--- START RECORD SET ---

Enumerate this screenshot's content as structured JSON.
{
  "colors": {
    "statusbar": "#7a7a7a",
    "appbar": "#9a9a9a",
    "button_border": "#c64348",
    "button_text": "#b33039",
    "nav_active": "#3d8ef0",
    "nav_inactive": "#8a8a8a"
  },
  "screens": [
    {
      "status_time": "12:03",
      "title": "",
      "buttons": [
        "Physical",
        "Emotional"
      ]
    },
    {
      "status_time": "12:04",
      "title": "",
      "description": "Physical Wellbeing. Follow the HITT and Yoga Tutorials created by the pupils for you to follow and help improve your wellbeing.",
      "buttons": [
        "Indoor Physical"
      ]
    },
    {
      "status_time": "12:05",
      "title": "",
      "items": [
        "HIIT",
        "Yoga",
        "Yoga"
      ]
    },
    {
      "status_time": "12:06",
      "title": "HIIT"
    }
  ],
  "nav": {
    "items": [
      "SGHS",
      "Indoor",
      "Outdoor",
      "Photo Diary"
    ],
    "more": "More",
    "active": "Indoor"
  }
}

--- END RECORD SET ---

Show all lines above holding "Physical".

        "Physical",
      "description": "Physical Wellbeing. Follow the HITT and Yoga Tutorials created by the pupils for you to follow and help improve your wellbeing.",
        "Indoor Physical"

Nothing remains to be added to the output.